Filter the entries below, keeping only lines with the word "screenshot".

>> begin Supplied records

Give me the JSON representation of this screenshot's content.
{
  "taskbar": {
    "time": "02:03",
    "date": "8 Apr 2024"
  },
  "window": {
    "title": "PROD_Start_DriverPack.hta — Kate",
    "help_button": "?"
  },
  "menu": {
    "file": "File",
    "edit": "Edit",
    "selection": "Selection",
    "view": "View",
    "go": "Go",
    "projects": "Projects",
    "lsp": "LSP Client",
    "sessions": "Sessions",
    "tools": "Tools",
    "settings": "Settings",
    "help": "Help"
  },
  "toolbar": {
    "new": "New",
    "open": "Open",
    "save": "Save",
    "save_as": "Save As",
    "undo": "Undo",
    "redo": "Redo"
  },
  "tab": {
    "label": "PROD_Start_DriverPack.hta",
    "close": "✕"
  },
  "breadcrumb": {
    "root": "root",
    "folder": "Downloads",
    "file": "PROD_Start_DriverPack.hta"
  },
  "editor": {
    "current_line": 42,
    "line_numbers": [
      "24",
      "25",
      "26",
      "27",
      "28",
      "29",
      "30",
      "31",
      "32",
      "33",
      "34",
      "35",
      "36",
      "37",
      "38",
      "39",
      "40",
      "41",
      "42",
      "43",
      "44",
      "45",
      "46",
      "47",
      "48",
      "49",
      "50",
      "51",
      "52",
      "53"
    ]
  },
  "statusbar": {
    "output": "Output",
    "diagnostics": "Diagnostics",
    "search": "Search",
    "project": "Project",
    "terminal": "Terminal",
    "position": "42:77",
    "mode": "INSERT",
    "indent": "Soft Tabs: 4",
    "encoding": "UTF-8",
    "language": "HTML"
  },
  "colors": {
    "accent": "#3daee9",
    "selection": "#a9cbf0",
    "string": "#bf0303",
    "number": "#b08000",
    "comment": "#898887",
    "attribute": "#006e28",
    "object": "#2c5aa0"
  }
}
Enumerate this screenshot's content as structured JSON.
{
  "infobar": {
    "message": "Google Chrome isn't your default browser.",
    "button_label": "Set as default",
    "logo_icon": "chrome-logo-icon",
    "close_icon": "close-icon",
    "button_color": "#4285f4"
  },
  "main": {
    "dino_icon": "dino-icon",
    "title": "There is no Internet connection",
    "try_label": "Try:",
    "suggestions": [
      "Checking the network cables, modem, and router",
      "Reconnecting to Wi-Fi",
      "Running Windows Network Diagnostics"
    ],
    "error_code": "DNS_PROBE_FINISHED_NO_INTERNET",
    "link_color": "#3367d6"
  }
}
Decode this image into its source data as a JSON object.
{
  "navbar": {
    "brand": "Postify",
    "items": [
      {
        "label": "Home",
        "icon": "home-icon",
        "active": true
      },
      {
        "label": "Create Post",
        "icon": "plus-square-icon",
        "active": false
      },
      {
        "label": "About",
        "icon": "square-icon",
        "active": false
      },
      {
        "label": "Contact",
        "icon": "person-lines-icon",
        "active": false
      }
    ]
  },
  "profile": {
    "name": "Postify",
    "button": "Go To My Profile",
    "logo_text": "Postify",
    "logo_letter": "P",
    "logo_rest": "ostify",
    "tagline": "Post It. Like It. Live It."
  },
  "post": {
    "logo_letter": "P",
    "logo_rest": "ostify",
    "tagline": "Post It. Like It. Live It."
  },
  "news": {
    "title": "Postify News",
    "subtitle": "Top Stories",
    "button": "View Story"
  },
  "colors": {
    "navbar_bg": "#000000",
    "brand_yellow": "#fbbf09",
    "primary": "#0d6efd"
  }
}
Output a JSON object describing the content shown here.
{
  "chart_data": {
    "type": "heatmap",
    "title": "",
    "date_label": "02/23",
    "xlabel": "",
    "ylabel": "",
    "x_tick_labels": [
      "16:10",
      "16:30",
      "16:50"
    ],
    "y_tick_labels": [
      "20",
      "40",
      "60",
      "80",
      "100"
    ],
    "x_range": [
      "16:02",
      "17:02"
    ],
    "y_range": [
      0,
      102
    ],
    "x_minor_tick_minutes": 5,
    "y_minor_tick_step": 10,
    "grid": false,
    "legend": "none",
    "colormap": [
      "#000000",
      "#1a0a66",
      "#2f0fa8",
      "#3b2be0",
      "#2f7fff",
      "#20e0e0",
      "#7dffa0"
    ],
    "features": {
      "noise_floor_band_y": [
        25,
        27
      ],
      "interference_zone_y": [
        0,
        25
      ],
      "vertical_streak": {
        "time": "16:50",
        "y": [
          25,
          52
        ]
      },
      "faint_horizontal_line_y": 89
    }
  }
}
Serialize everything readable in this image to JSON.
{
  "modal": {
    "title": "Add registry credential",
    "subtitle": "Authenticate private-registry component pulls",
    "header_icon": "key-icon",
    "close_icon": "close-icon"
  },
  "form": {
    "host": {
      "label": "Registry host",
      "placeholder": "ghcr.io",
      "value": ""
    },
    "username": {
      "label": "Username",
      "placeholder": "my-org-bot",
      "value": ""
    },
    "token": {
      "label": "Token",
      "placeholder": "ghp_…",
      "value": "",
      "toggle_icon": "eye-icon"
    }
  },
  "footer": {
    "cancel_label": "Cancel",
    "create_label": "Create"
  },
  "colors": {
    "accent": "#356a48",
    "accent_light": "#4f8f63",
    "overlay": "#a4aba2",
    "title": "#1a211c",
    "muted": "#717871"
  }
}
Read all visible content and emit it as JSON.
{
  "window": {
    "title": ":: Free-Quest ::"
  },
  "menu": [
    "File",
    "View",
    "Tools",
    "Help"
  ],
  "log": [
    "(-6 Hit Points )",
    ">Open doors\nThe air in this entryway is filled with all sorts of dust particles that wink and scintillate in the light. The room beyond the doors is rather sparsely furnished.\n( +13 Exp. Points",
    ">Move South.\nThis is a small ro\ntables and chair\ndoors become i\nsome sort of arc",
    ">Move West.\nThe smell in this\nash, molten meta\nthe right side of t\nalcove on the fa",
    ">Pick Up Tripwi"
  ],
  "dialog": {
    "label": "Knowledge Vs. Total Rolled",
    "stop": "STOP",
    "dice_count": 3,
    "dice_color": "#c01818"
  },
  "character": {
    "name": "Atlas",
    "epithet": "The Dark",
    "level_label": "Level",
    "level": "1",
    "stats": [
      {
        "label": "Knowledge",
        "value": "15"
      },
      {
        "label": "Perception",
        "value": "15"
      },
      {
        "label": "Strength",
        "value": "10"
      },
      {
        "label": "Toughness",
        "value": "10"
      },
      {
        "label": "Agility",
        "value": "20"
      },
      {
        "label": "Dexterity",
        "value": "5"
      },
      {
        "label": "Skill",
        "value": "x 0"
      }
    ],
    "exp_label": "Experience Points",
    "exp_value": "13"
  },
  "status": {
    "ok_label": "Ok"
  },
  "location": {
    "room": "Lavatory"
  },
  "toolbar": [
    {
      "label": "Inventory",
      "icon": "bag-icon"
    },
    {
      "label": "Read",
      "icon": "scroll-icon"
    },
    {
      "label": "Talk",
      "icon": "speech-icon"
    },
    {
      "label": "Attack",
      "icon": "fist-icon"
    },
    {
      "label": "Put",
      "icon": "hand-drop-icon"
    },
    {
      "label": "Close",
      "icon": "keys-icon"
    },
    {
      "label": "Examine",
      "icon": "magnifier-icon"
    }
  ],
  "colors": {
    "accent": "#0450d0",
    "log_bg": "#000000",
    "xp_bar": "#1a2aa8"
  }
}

>> end Supplied records

**Correct output**
Give me the JSON representation of this screenshot's content.
Enumerate this screenshot's content as structured JSON.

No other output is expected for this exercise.